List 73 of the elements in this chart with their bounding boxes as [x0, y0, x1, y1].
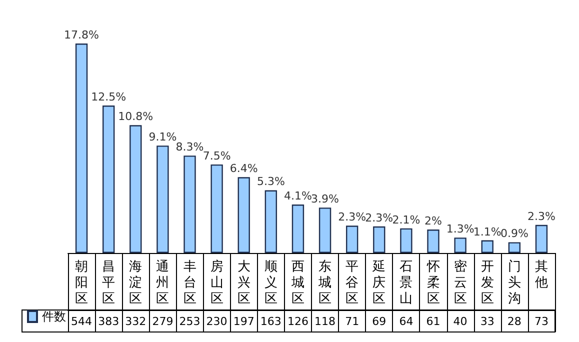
data-label: 279 [152, 315, 174, 328]
annotation: 0.9% [500, 227, 528, 240]
data-label: 332 [125, 315, 146, 328]
bar [156, 146, 169, 253]
x-tick-label: 怀柔区 [426, 260, 440, 306]
data-label: 230 [206, 315, 228, 328]
data-label: 163 [260, 315, 282, 328]
bar [102, 106, 115, 253]
annotation: 12.5% [91, 90, 126, 104]
x-tick-label: 平谷区 [346, 260, 359, 306]
annotation: 5.3% [256, 175, 285, 188]
x-tick-label: 延庆区 [372, 260, 386, 306]
x-tick-label: 昌平区 [102, 260, 116, 306]
bar [535, 224, 548, 253]
annotation: 3.9% [311, 192, 340, 206]
data-label: 69 [372, 315, 386, 328]
bar [427, 230, 440, 253]
annotation: 1.1% [473, 225, 502, 238]
x-tick-label: 通州区 [156, 260, 170, 306]
legend-label: 件数 [42, 310, 66, 324]
data-label: 28 [507, 315, 522, 328]
x-tick-label: 顺义区 [264, 260, 278, 306]
data-label: 383 [98, 315, 120, 328]
bar [346, 226, 358, 253]
annotation: 1.3% [446, 222, 474, 236]
data-label: 118 [314, 315, 336, 328]
bar [210, 164, 223, 253]
annotation: 2% [424, 214, 442, 228]
x-tick-label: 房山区 [210, 258, 224, 306]
x-tick-label: 海淀区 [129, 260, 142, 306]
bar [264, 190, 278, 253]
annotation: 2.3% [527, 210, 556, 223]
bar [481, 240, 494, 253]
annotation: 8.3% [176, 140, 204, 154]
bar [508, 242, 521, 253]
annotation: 9.1% [148, 130, 177, 144]
data-label: 73 [534, 315, 548, 328]
x-tick-label: 西城区 [290, 260, 304, 306]
x-tick-label: 门头沟 [508, 258, 521, 306]
x-tick-label: 丰台区 [183, 260, 196, 306]
data-label: 71 [345, 315, 360, 328]
bar [318, 208, 332, 253]
annotation: 2.3% [365, 211, 394, 224]
x-tick-label: 东城区 [318, 260, 332, 306]
data-label: 197 [233, 315, 254, 328]
annotation: 4.1% [284, 189, 312, 202]
bar [75, 44, 88, 253]
data-label: 64 [399, 315, 414, 328]
x-tick-label: 石景山 [400, 260, 413, 306]
data-label: 544 [71, 315, 92, 328]
annotation: 10.8% [118, 110, 154, 124]
annotation: 6.4% [230, 162, 258, 176]
x-tick-label: 大兴区 [237, 260, 250, 306]
annotation: 17.8% [64, 28, 100, 42]
annotation: 2.3% [338, 210, 366, 224]
data-label: 253 [179, 315, 200, 328]
bar [454, 238, 466, 253]
x-tick-label: 其他 [534, 260, 548, 290]
annotation: 7.5% [202, 149, 231, 162]
x-tick-label: 开发区 [480, 260, 494, 306]
annotation: 2.1% [392, 213, 420, 226]
data-label: 40 [453, 315, 468, 328]
data-label: 61 [426, 315, 440, 328]
bar [373, 226, 386, 253]
bar [184, 156, 196, 253]
x-tick-label: 密云区 [454, 260, 467, 306]
bar [400, 228, 412, 253]
bar [130, 125, 142, 253]
bar [238, 177, 250, 253]
x-tick-label: 朝阳区 [75, 260, 88, 306]
data-label: 126 [287, 315, 308, 328]
bar [292, 204, 304, 253]
data-label: 33 [480, 315, 494, 328]
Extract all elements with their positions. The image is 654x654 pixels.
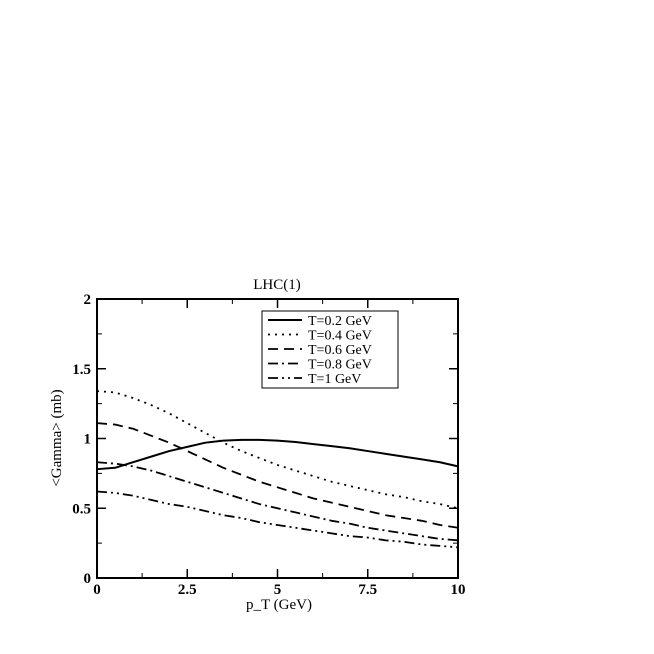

☆ ☆ ☆ ☆ ☆ ☆ ☆

GIVEN TASK —
Reproduce verbatim the items starting with the line containing "data-label: 279 [152, 315, 174, 328]" and going on through the line containing "bar [102, 106, 115, 253]", including both of those lines.

FINISHED TASK —
data-label: 279 [152, 315, 174, 328]
annotation: 0.9% [500, 227, 528, 240]
data-label: 332 [125, 315, 146, 328]
bar [156, 146, 169, 253]
x-tick-label: 怀柔区 [426, 260, 440, 306]
data-label: 230 [206, 315, 228, 328]
data-label: 163 [260, 315, 282, 328]
bar [102, 106, 115, 253]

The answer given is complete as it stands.